**STATED GOAL:**
Copy every line that mentions the word "message".

** Start **

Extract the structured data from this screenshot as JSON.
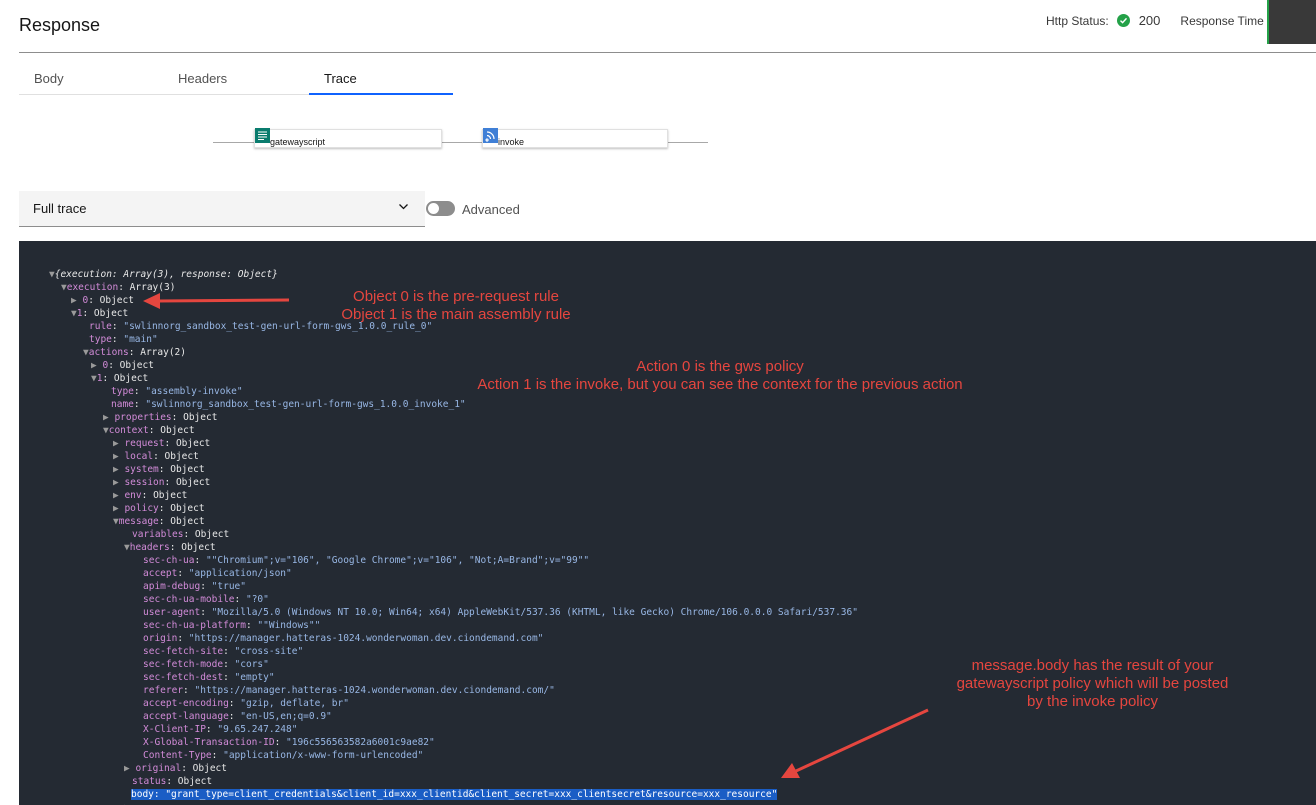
{
  "header": {
    "title": "Response",
    "http_status_label": "Http Status:",
    "http_status_code": "200",
    "response_time_label": "Response Time"
  },
  "tabs": [
    {
      "label": "Body"
    },
    {
      "label": "Headers"
    },
    {
      "label": "Trace"
    }
  ],
  "flow": {
    "node1": "gatewayscript",
    "node2": "invoke"
  },
  "controls": {
    "trace_select": "Full trace",
    "advanced_label": "Advanced"
  },
  "trace": {
    "l1": "{execution: Array(3), response: Object}",
    "l2k": "execution",
    "l2v": ": Array(3)",
    "l3k": "0",
    "l3v": ": Object",
    "l4k": "1",
    "l4v": ": Object",
    "l5k": "rule",
    "l5v": "\"swlinnorg_sandbox_test-gen-url-form-gws_1.0.0_rule_0\"",
    "l6k": "type",
    "l6v": "\"main\"",
    "l7k": "actions",
    "l7v": ": Array(2)",
    "l8k": "0",
    "l8v": ": Object",
    "l9k": "1",
    "l9v": ": Object",
    "l10k": "type",
    "l10v": "\"assembly-invoke\"",
    "l11k": "name",
    "l11v": "\"swlinnorg_sandbox_test-gen-url-form-gws_1.0.0_invoke_1\"",
    "l12k": "properties",
    "l12v": ": Object",
    "l13k": "context",
    "l13v": ": Object",
    "l14k": "request",
    "l14v": ": Object",
    "l15k": "local",
    "l15v": ": Object",
    "l16k": "system",
    "l16v": ": Object",
    "l17k": "session",
    "l17v": ": Object",
    "l18k": "env",
    "l18v": ": Object",
    "l19k": "policy",
    "l19v": ": Object",
    "l20k": "message",
    "l20v": ": Object",
    "l21k": "variables",
    "l21v": ": Object",
    "l22k": "headers",
    "l22v": ": Object",
    "h1k": "sec-ch-ua",
    "h1v": "\"\"Chromium\";v=\"106\", \"Google Chrome\";v=\"106\", \"Not;A=Brand\";v=\"99\"\"",
    "h2k": "accept",
    "h2v": "\"application/json\"",
    "h3k": "apim-debug",
    "h3v": "\"true\"",
    "h4k": "sec-ch-ua-mobile",
    "h4v": "\"?0\"",
    "h5k": "user-agent",
    "h5v": "\"Mozilla/5.0 (Windows NT 10.0; Win64; x64) AppleWebKit/537.36 (KHTML, like Gecko) Chrome/106.0.0.0 Safari/537.36\"",
    "h6k": "sec-ch-ua-platform",
    "h6v": "\"\"Windows\"\"",
    "h7k": "origin",
    "h7v": "\"https://manager.hatteras-1024.wonderwoman.dev.ciondemand.com\"",
    "h8k": "sec-fetch-site",
    "h8v": "\"cross-site\"",
    "h9k": "sec-fetch-mode",
    "h9v": "\"cors\"",
    "h10k": "sec-fetch-dest",
    "h10v": "\"empty\"",
    "h11k": "referer",
    "h11v": "\"https://manager.hatteras-1024.wonderwoman.dev.ciondemand.com/\"",
    "h12k": "accept-encoding",
    "h12v": "\"gzip, deflate, br\"",
    "h13k": "accept-language",
    "h13v": "\"en-US,en;q=0.9\"",
    "h14k": "X-Client-IP",
    "h14v": "\"9.65.247.248\"",
    "h15k": "X-Global-Transaction-ID",
    "h15v": "\"196c556563582a6001c9ae82\"",
    "h16k": "Content-Type",
    "h16v": "\"application/x-www-form-urlencoded\"",
    "l23k": "original",
    "l23v": ": Object",
    "l24k": "status",
    "l24v": ": Object",
    "l25": "body: \"grant_type=client_credentials&client_id=xxx_clientid&client_secret=xxx_clientsecret&resource=xxx_resource\""
  },
  "annotations": {
    "a1l1": "Object 0 is the pre-request rule",
    "a1l2": "Object 1 is the main assembly rule",
    "a2l1": "Action 0 is the gws policy",
    "a2l2": "Action 1 is the invoke, but you can see the context for the previous action",
    "a3l1": "message.body has the result of your",
    "a3l2": "gatewayscript policy which will be posted",
    "a3l3": "by the invoke policy",
    "arrow_color": "#e5463f"
  }
}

** End **

**ANSWER FOR THIS EXERCISE:**
    "l20k": "message",
    "a3l1": "message.body has the result of your",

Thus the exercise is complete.